__Task description__
Give the records again with "perspective views" swapped for "isometric views" and everything else unchanged. Leave the pictures out.

__Information shown__
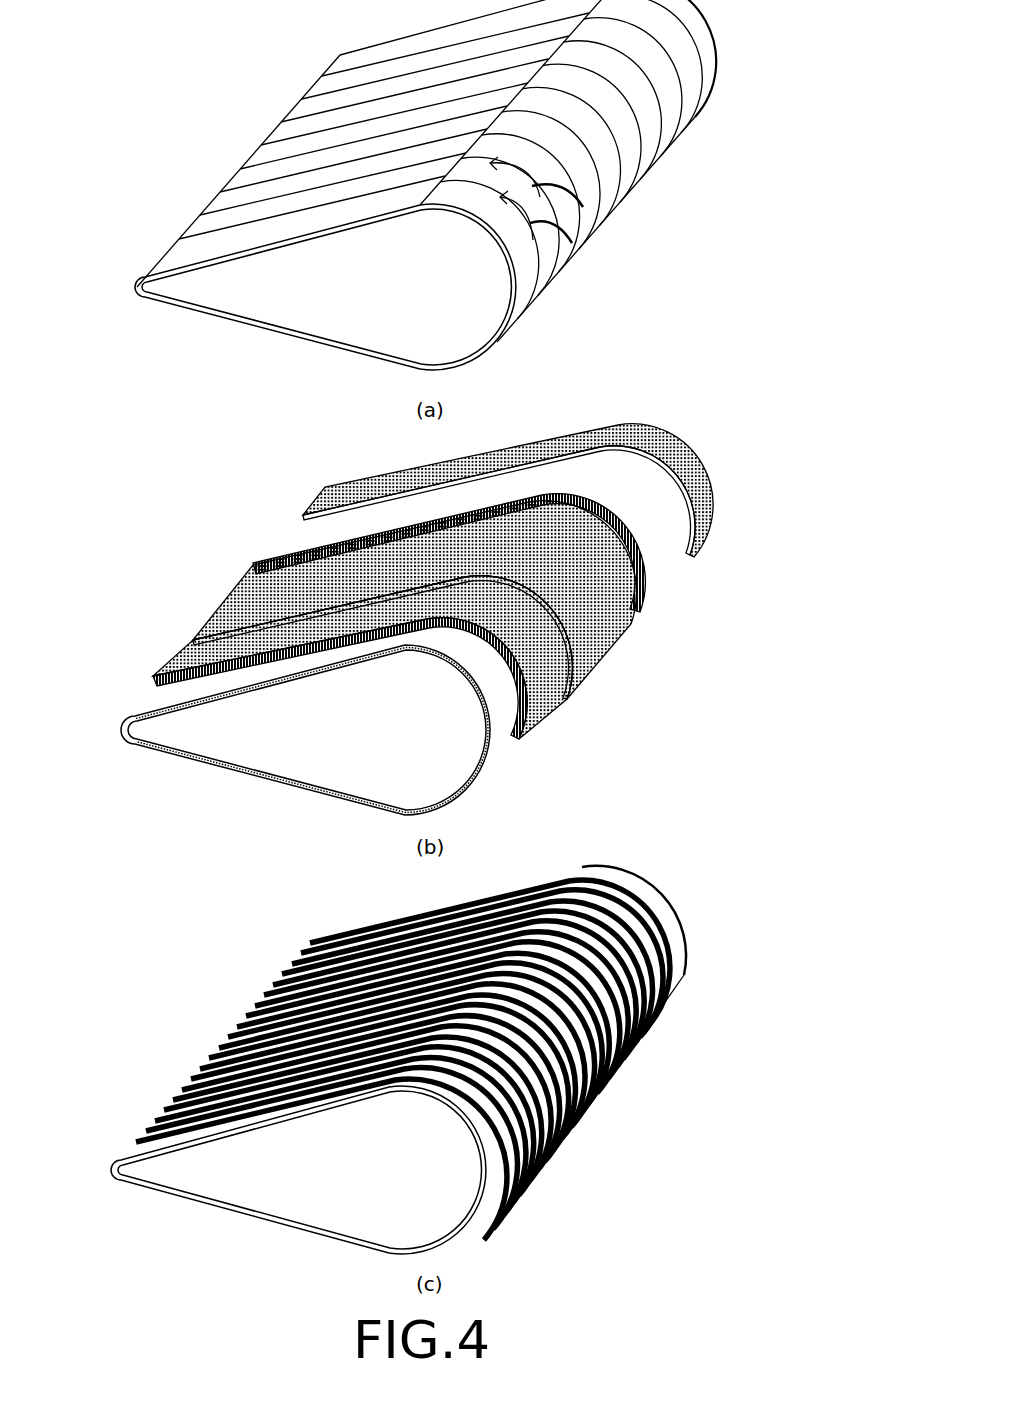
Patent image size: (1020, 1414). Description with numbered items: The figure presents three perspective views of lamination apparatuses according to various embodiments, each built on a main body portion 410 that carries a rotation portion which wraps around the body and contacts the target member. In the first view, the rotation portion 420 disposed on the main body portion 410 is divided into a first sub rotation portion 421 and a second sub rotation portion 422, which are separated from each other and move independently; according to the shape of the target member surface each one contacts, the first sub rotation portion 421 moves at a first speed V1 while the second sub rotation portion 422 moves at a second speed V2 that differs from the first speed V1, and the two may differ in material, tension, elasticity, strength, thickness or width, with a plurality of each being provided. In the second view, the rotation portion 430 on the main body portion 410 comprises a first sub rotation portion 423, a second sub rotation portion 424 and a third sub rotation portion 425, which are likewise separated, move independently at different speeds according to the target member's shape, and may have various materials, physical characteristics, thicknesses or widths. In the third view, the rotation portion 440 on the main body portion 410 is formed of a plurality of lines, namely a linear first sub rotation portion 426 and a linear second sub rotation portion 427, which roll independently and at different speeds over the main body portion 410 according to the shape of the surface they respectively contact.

The main body portion 410 is at (478, 317).
The rotation portion 420 is at (426, 196).
The first sub rotation portion 421 is at (527, 290).
The second sub rotation portion 422 is at (547, 280).
The first sub rotation portion 423 is at (369, 692).
The second sub rotation portion 424 is at (547, 713).
The third sub rotation portion 425 is at (600, 629).
The rotation portion 430 is at (433, 618).
The first sub rotation portion 426 is at (537, 1160).
The second sub rotation portion 427 is at (550, 1140).
The rotation portion 440 is at (411, 1053).
The first speed V1 is at (577, 257).
The second speed V2 is at (600, 227).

__Response for this exercise__
Patent image size: (1020, 1414). Description with numbered items: The figure presents three isometric views of lamination apparatuses according to various embodiments, each built on a main body portion 410 that carries a rotation portion which wraps around the body and contacts the target member. In the first view, the rotation portion 420 disposed on the main body portion 410 is divided into a first sub rotation portion 421 and a second sub rotation portion 422, which are separated from each other and move independently; according to the shape of the target member surface each one contacts, the first sub rotation portion 421 moves at a first speed V1 while the second sub rotation portion 422 moves at a second speed V2 that differs from the first speed V1, and the two may differ in material, tension, elasticity, strength, thickness or width, with a plurality of each being provided. In the second view, the rotation portion 430 on the main body portion 410 comprises a first sub rotation portion 423, a second sub rotation portion 424 and a third sub rotation portion 425, which are likewise separated, move independently at different speeds according to the target member's shape, and may have various materials, physical characteristics, thicknesses or widths. In the third view, the rotation portion 440 on the main body portion 410 is formed of a plurality of lines, namely a linear first sub rotation portion 426 and a linear second sub rotation portion 427, which roll independently and at different speeds over the main body portion 410 according to the shape of the surface they respectively contact.

The main body portion 410 is at (478, 317).
The rotation portion 420 is at (426, 196).
The first sub rotation portion 421 is at (527, 290).
The second sub rotation portion 422 is at (547, 280).
The first sub rotation portion 423 is at (369, 692).
The second sub rotation portion 424 is at (547, 713).
The third sub rotation portion 425 is at (600, 629).
The rotation portion 430 is at (433, 618).
The first sub rotation portion 426 is at (537, 1160).
The second sub rotation portion 427 is at (550, 1140).
The rotation portion 440 is at (411, 1053).
The first speed V1 is at (577, 257).
The second speed V2 is at (600, 227).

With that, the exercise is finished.